▶ **What you need to do**: Return all entries word for word, but drop any images.

▶ **Material provided**:
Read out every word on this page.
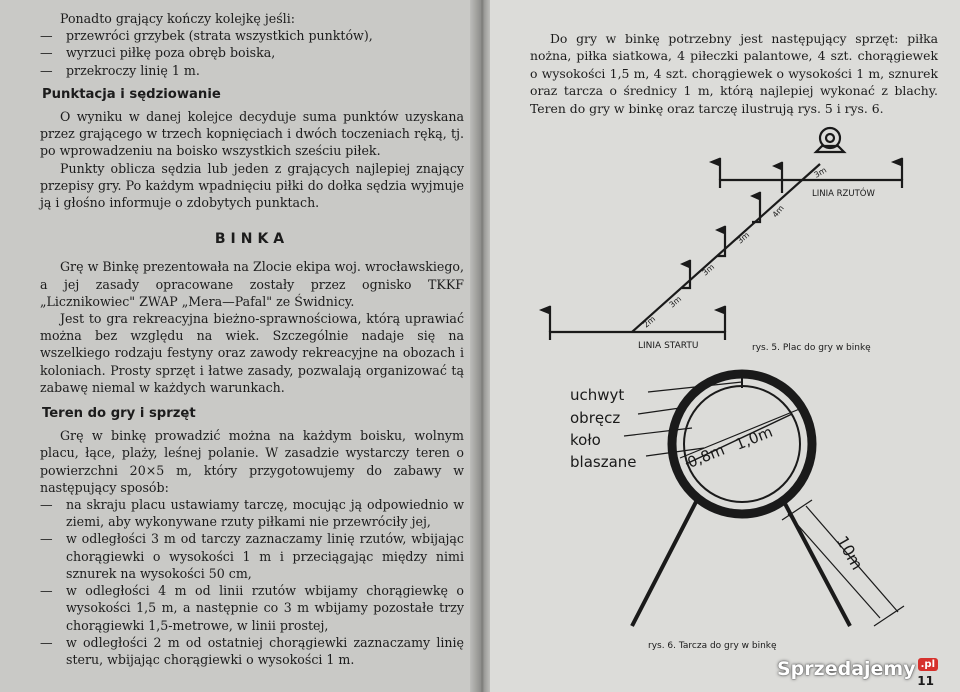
Ponadto grający kończy kolejkę jeśli:

—	przewróci grzybek (strata wszystkich punktów),
—	wyrzuci piłkę poza obręb boiska,
—	przekroczy linię 1 m.
Punktacja i sędziowanie

O wyniku w danej kolejce decyduje suma punktów uzyskana przez grającego w trzech kopnięciach i dwóch toczeniach ręką, tj. po wprowadzeniu na boisko wszystkich sześciu piłek.

Punkty oblicza sędzia lub jeden z grających najlepiej znający przepisy gry. Po każdym wpadnięciu piłki do dołka sędzia wyjmuje ją i głośno informuje o zdobytych punktach.

BINKA

Grę w Binkę prezentowała na Zlocie ekipa woj. wrocławskiego, a jej zasady opracowane zostały przez ognisko TKKF „Licznikowiec" ZWAP „Mera—Pafal" ze Świdnicy.

Jest to gra rekreacyjna bieżno-sprawnościowa, którą uprawiać można bez względu na wiek. Szczególnie nadaje się na wszelkiego rodzaju festyny oraz zawody rekreacyjne na obozach i koloniach. Prosty sprzęt i łatwe zasady, pozwalają organizować tą zabawę niemal w każdych warunkach.

Teren do gry i sprzęt

Grę w binkę prowadzić można na każdym boisku, wolnym placu, łące, plaży, leśnej polanie. W zasadzie wystarczy teren o powierzchni 20×5 m, który przygotowujemy do zabawy w następujący sposób:

—	na skraju placu ustawiamy tarczę, mocując ją odpowiednio w ziemi, aby wykonywane rzuty piłkami nie przewróciły jej,
—	w odległości 3 m od tarczy zaznaczamy linię rzutów, wbijając chorągiewki o wysokości 1 m i przeciągając między nimi sznurek na wysokości 50 cm,
—	w odległości 4 m od linii rzutów wbijamy chorągiewkę o wysokości 1,5 m, a następnie co 3 m wbijamy pozostałe trzy chorągiewki 1,5-metrowe, w linii prostej,
—	w odległości 2 m od ostatniej chorągiewki zaznaczamy linię steru, wbijając chorągiewki o wysokości 1 m.

Do gry w binkę potrzebny jest następujący sprzęt: piłka nożna, piłka siatkowa, 4 piłeczki palantowe, 4 szt. chorągiewek o wysokości 1,5 m, 4 szt. chorągiewek o wysokości 1 m, sznurek oraz tarcza o średnicy 1 m, którą najlepiej wykonać z blachy. Teren do gry w binkę oraz tarczę ilustrują rys. 5 i rys. 6.

2m
3m
3m
3m
4m
3m
LINIA RZUTÓW
LINIA STARTU	rys. 5. Plac do gry w binkę
uchwyt
obręcz
koło
blaszane	0,8m
1,0m
10m
rys. 6. Tarcza do gry w binkę
Sprzedajemy .pl
11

▶ **Output of the task**:
Read out every word on this page.
Ponadto grający kończy kolejkę jeśli:

—	przewróci grzybek (strata wszystkich punktów),
—	wyrzuci piłkę poza obręb boiska,
—	przekroczy linię 1 m.
Punktacja i sędziowanie

O wyniku w danej kolejce decyduje suma punktów uzyskana przez grającego w trzech kopnięciach i dwóch toczeniach ręką, tj. po wprowadzeniu na boisko wszystkich sześciu piłek.

Punkty oblicza sędzia lub jeden z grających najlepiej znający przepisy gry. Po każdym wpadnięciu piłki do dołka sędzia wyjmuje ją i głośno informuje o zdobytych punktach.

BINKA

Grę w Binkę prezentowała na Zlocie ekipa woj. wrocławskiego, a jej zasady opracowane zostały przez ognisko TKKF „Licznikowiec" ZWAP „Mera—Pafal" ze Świdnicy.

Jest to gra rekreacyjna bieżno-sprawnościowa, którą uprawiać można bez względu na wiek. Szczególnie nadaje się na wszelkiego rodzaju festyny oraz zawody rekreacyjne na obozach i koloniach. Prosty sprzęt i łatwe zasady, pozwalają organizować tą zabawę niemal w każdych warunkach.

Teren do gry i sprzęt

Grę w binkę prowadzić można na każdym boisku, wolnym placu, łące, plaży, leśnej polanie. W zasadzie wystarczy teren o powierzchni 20×5 m, który przygotowujemy do zabawy w następujący sposób:

—	na skraju placu ustawiamy tarczę, mocując ją odpowiednio w ziemi, aby wykonywane rzuty piłkami nie przewróciły jej,
—	w odległości 3 m od tarczy zaznaczamy linię rzutów, wbijając chorągiewki o wysokości 1 m i przeciągając między nimi sznurek na wysokości 50 cm,
—	w odległości 4 m od linii rzutów wbijamy chorągiewkę o wysokości 1,5 m, a następnie co 3 m wbijamy pozostałe trzy chorągiewki 1,5-metrowe, w linii prostej,
—	w odległości 2 m od ostatniej chorągiewki zaznaczamy linię steru, wbijając chorągiewki o wysokości 1 m.

Do gry w binkę potrzebny jest następujący sprzęt: piłka nożna, piłka siatkowa, 4 piłeczki palantowe, 4 szt. chorągiewek o wysokości 1,5 m, 4 szt. chorągiewek o wysokości 1 m, sznurek oraz tarcza o średnicy 1 m, którą najlepiej wykonać z blachy. Teren do gry w binkę oraz tarczę ilustrują rys. 5 i rys. 6.

2m
3m
3m
3m
4m
3m
LINIA RZUTÓW
LINIA STARTU	rys. 5. Plac do gry w binkę
uchwyt
obręcz
koło
blaszane	0,8m
1,0m
10m
rys. 6. Tarcza do gry w binkę
Sprzedajemy .pl
11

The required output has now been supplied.